PROBLEM DESCRIPTION: Copy everything in the data below from the line containing "198, 445, 381]" down to the line containing "127, 444, 142]", including both of those lines, and reproduce each line without any change.

SUPPLIED DATA:
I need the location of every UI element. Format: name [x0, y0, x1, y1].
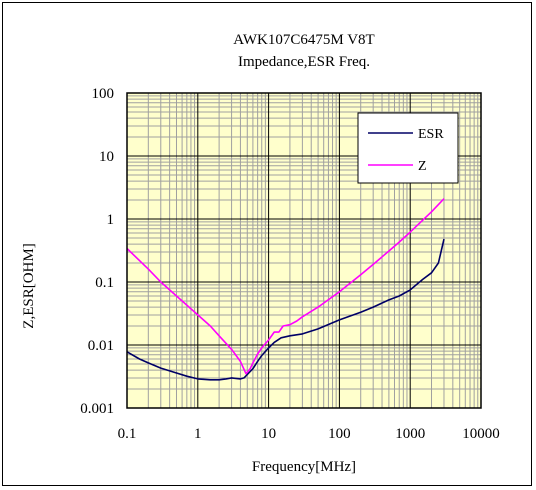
series-layer	[126, 198, 445, 381]
legend: ESR Z	[357, 112, 459, 184]
y-tick-labels: 0.001 0.01 0.1 1 10 100	[80, 86, 114, 417]
y-tick-label: 100	[92, 86, 115, 102]
y-tick-label: 10	[99, 149, 114, 165]
y-tick-label: 1	[107, 212, 115, 228]
y-tick-label: 0.001	[80, 401, 114, 417]
x-tick-label: 100	[328, 426, 351, 442]
legend-label-esr: ESR	[418, 127, 444, 142]
x-tick-label: 1000	[395, 426, 425, 442]
series-line-esr	[126, 238, 445, 381]
y-tick-label: 0.01	[88, 338, 114, 354]
minor-grid	[127, 93, 481, 408]
plot-border	[126, 92, 482, 409]
x-tick-label: 10	[261, 426, 276, 442]
legend-box	[357, 112, 459, 184]
x-tick-label: 10000	[462, 426, 500, 442]
y-tick-label: 0.1	[95, 275, 114, 291]
x-tick-label: 0.1	[118, 426, 137, 442]
series-line-z	[126, 198, 445, 375]
legend-label-z: Z	[418, 159, 427, 174]
chart-title: AWK107C6475M V8T	[233, 32, 374, 48]
x-axis-label: Frequency[MHz]	[252, 459, 356, 475]
chart-subtitle: Impedance,ESR Freq.	[238, 54, 370, 70]
y-axis-label: Z,ESR[OHM]	[21, 243, 37, 328]
x-tick-label: 1	[194, 426, 202, 442]
x-tick-labels: 0.1 1 10 100 1000 10000	[118, 426, 500, 442]
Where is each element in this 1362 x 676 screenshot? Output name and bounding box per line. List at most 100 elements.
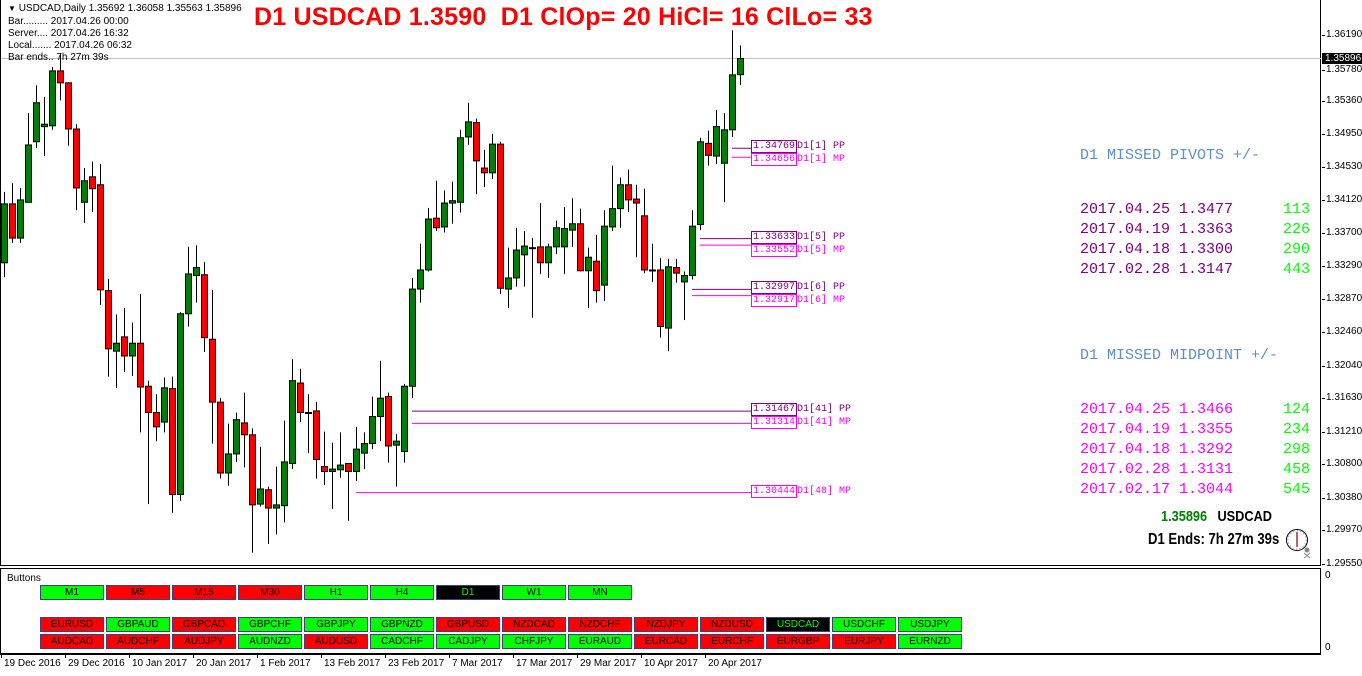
candle-body	[641, 215, 648, 271]
pair-button-gbpcad[interactable]: GBPCAD	[172, 617, 236, 632]
pair-button-nzdjpy[interactable]: NZDJPY	[634, 617, 698, 632]
candle-body	[113, 342, 120, 352]
pair-button-audjpy[interactable]: AUDJPY	[172, 634, 236, 649]
pivot-price: 1.32917	[751, 294, 798, 308]
info-local-time: Local....... 2017.04.26 06:32	[8, 40, 132, 51]
candle	[521, 230, 528, 287]
timeframe-button-h1[interactable]: H1	[304, 585, 368, 600]
price-tick: 1.35360	[1321, 95, 1362, 107]
price-axis[interactable]: 1.36190 1.35780 1.35360 1.34950 1.34530 1.341…	[1321, 0, 1362, 568]
candle	[393, 434, 400, 487]
candle-body	[89, 176, 96, 190]
candle-body	[457, 137, 464, 203]
timeframe-button-m5[interactable]: M5	[106, 585, 170, 600]
candle-body	[441, 202, 448, 228]
timeframe-button-m1[interactable]: M1	[40, 585, 104, 600]
pair-button-gbpchf[interactable]: GBPCHF	[238, 617, 302, 632]
timeframe-button-d1[interactable]: D1	[436, 585, 500, 600]
pivot-price: 1.33552	[751, 243, 798, 257]
candle	[337, 432, 344, 478]
candle	[537, 203, 544, 274]
time-axis[interactable]: 19 Dec 2016 29 Dec 2016 10 Jan 2017 20 Jan …	[0, 654, 1321, 676]
timeframe-button-w1[interactable]: W1	[502, 585, 566, 600]
candle-body	[209, 338, 216, 403]
row-diff: 443	[1282, 261, 1310, 278]
candle	[169, 376, 176, 513]
pair-button-cadjpy[interactable]: CADJPY	[436, 634, 500, 649]
pair-button-nzdchf[interactable]: NZDCHF	[568, 617, 632, 632]
candle	[177, 312, 184, 501]
date-tick: 10 Apr 2017	[641, 654, 698, 669]
candlestick-chart[interactable]	[1, 0, 1321, 566]
pair-button-eurjpy[interactable]: EURJPY	[832, 634, 896, 649]
candle-body	[697, 141, 704, 226]
candle-body	[377, 397, 384, 417]
clock-icon	[1286, 529, 1311, 559]
pair-button-eurusd[interactable]: EURUSD	[40, 617, 104, 632]
date-tick: 23 Feb 2017	[384, 654, 445, 669]
pair-button-eurgbp[interactable]: EURGBP	[766, 634, 830, 649]
pair-button-audcad[interactable]: AUDCAD	[40, 634, 104, 649]
row-price: 1.3292	[1179, 441, 1234, 458]
candle-body	[385, 396, 392, 447]
candle	[57, 53, 64, 101]
candle-body	[345, 462, 352, 472]
candle-body	[409, 288, 416, 387]
pair-button-audchf[interactable]: AUDCHF	[106, 634, 170, 649]
candle	[73, 124, 80, 211]
pair-button-gbpjpy[interactable]: GBPJPY	[304, 617, 368, 632]
candle	[281, 420, 288, 523]
candle-body	[649, 269, 656, 272]
pivot-label: 1.32997 D1[6] PP	[751, 281, 845, 295]
pair-button-eurnzd[interactable]: EURNZD	[898, 634, 962, 649]
pair-button-eurcad[interactable]: EURCAD	[634, 634, 698, 649]
candle-body	[417, 269, 424, 290]
candle-body	[65, 82, 72, 130]
timeframe-button-h4[interactable]: H4	[370, 585, 434, 600]
candle	[65, 82, 72, 146]
candle-body	[185, 273, 192, 315]
candle-body	[273, 504, 280, 509]
timeframe-button-m30[interactable]: M30	[238, 585, 302, 600]
pair-button-usdchf[interactable]: USDCHF	[832, 617, 896, 632]
collapse-triangle-icon[interactable]: ▼	[8, 4, 16, 13]
pair-button-nzdusd[interactable]: NZDUSD	[700, 617, 764, 632]
bid-price-label: 1.35896	[1322, 53, 1362, 65]
current-price: 1.35896	[1161, 508, 1208, 525]
main-chart-window[interactable]: ▼ USDCAD,Daily 1.35692 1.36058 1.35563 1…	[0, 0, 1321, 566]
pair-button-audusd[interactable]: AUDUSD	[304, 634, 368, 649]
pair-button-gbpnzd[interactable]: GBPNZD	[370, 617, 434, 632]
timeframe-button-m15[interactable]: M15	[172, 585, 236, 600]
table-row: 2017.02.28 1.3131 458	[1080, 461, 1310, 481]
pair-button-nzdcad[interactable]: NZDCAD	[502, 617, 566, 632]
candle	[513, 227, 520, 287]
candle	[297, 368, 304, 423]
candle-body	[121, 336, 128, 357]
candle	[473, 118, 480, 195]
pair-button-gbpusd[interactable]: GBPUSD	[436, 617, 500, 632]
pivot-label: 1.30444 D1[48] MP	[751, 484, 851, 498]
date-tick: 13 Feb 2017	[320, 654, 381, 669]
pair-button-gbpaud[interactable]: GBPAUD	[106, 617, 170, 632]
pair-button-chfjpy[interactable]: CHFJPY	[502, 634, 566, 649]
pair-button-usdjpy[interactable]: USDJPY	[898, 617, 962, 632]
candle	[81, 168, 88, 223]
buttons-subwindow: Buttons M1 M5 M15 M30 H1 H4 D1 W1 MN EURUSD GBPAUD…	[0, 568, 1321, 654]
pair-button-audnzd[interactable]: AUDNZD	[238, 634, 302, 649]
pair-button-eurchf[interactable]: EURCHF	[700, 634, 764, 649]
price-tick: 1.30380	[1321, 491, 1362, 503]
candle	[33, 85, 40, 149]
pair-button-euraud[interactable]: EURAUD	[568, 634, 632, 649]
pair-button-cadchf[interactable]: CADCHF	[370, 634, 434, 649]
row-price: 1.3477	[1179, 201, 1234, 218]
pair-button-usdcad[interactable]: USDCAD	[766, 617, 830, 632]
table-row: 2017.04.19 1.3363 226	[1080, 221, 1310, 241]
candle-body	[49, 70, 56, 127]
timeframe-button-mn[interactable]: MN	[568, 585, 632, 600]
candle	[209, 289, 216, 444]
table-row: 2017.04.25 1.3477 113	[1080, 201, 1310, 221]
pivot-label: 1.33633 D1[5] PP	[751, 230, 845, 244]
candle	[225, 423, 232, 486]
candle-body	[241, 422, 248, 436]
candle-body	[329, 468, 336, 472]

SOLUTION:
series-layer	[126, 198, 445, 381]
legend: ESR Z	[357, 112, 459, 184]
y-tick-labels: 0.001 0.01 0.1 1 10 100	[80, 86, 114, 417]
y-tick-label: 100	[92, 86, 115, 102]
y-tick-label: 10	[99, 149, 114, 165]
y-tick-label: 1	[107, 212, 115, 228]
y-tick-label: 0.001	[80, 401, 114, 417]
x-tick-label: 100	[328, 426, 351, 442]
legend-label-esr: ESR	[418, 127, 444, 142]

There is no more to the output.